Task instructions | Write the listing out again, all of it, word for word.
== Input
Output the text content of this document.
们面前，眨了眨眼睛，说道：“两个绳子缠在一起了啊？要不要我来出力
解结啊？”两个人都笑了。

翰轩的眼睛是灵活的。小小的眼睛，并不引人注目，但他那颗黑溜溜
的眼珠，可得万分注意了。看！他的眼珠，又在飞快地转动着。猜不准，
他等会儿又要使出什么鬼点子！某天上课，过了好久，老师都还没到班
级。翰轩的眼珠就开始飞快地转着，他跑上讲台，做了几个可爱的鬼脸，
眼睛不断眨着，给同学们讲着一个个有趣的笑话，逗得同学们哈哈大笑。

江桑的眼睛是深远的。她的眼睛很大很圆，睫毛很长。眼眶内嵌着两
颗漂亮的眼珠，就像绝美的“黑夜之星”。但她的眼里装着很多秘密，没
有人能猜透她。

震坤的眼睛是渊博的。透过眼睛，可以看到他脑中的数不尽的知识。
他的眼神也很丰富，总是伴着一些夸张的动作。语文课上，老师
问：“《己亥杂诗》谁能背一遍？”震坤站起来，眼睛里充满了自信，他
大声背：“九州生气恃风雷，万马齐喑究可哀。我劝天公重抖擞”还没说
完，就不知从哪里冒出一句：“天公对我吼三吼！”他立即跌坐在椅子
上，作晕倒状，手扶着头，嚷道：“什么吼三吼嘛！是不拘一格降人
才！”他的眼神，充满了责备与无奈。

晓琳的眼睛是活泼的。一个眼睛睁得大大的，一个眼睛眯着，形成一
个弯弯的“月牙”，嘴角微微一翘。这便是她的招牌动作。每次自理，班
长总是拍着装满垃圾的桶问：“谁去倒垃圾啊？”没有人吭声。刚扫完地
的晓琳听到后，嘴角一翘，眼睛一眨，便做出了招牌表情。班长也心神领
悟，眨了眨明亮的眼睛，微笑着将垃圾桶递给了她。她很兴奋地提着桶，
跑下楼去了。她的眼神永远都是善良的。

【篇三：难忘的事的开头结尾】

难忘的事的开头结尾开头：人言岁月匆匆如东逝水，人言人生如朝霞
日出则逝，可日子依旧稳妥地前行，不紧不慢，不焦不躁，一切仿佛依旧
====
Output for this exercise |
Output the text content of this document.
们面前，眨了眨眼睛，说道：“两个绳子缠在一起了啊？要不要我来出力
解结啊？”两个人都笑了。

翰轩的眼睛是灵活的。小小的眼睛，并不引人注目，但他那颗黑溜溜
的眼珠，可得万分注意了。看！他的眼珠，又在飞快地转动着。猜不准，
他等会儿又要使出什么鬼点子！某天上课，过了好久，老师都还没到班
级。翰轩的眼珠就开始飞快地转着，他跑上讲台，做了几个可爱的鬼脸，
眼睛不断眨着，给同学们讲着一个个有趣的笑话，逗得同学们哈哈大笑。

江桑的眼睛是深远的。她的眼睛很大很圆，睫毛很长。眼眶内嵌着两
颗漂亮的眼珠，就像绝美的“黑夜之星”。但她的眼里装着很多秘密，没
有人能猜透她。

震坤的眼睛是渊博的。透过眼睛，可以看到他脑中的数不尽的知识。
他的眼神也很丰富，总是伴着一些夸张的动作。语文课上，老师
问：“《己亥杂诗》谁能背一遍？”震坤站起来，眼睛里充满了自信，他
大声背：“九州生气恃风雷，万马齐喑究可哀。我劝天公重抖擞”还没说
完，就不知从哪里冒出一句：“天公对我吼三吼！”他立即跌坐在椅子
上，作晕倒状，手扶着头，嚷道：“什么吼三吼嘛！是不拘一格降人
才！”他的眼神，充满了责备与无奈。

晓琳的眼睛是活泼的。一个眼睛睁得大大的，一个眼睛眯着，形成一
个弯弯的“月牙”，嘴角微微一翘。这便是她的招牌动作。每次自理，班
长总是拍着装满垃圾的桶问：“谁去倒垃圾啊？”没有人吭声。刚扫完地
的晓琳听到后，嘴角一翘，眼睛一眨，便做出了招牌表情。班长也心神领
悟，眨了眨明亮的眼睛，微笑着将垃圾桶递给了她。她很兴奋地提着桶，
跑下楼去了。她的眼神永远都是善良的。

【篇三：难忘的事的开头结尾】

难忘的事的开头结尾开头：人言岁月匆匆如东逝水，人言人生如朝霞
日出则逝，可日子依旧稳妥地前行，不紧不慢，不焦不躁，一切仿佛依旧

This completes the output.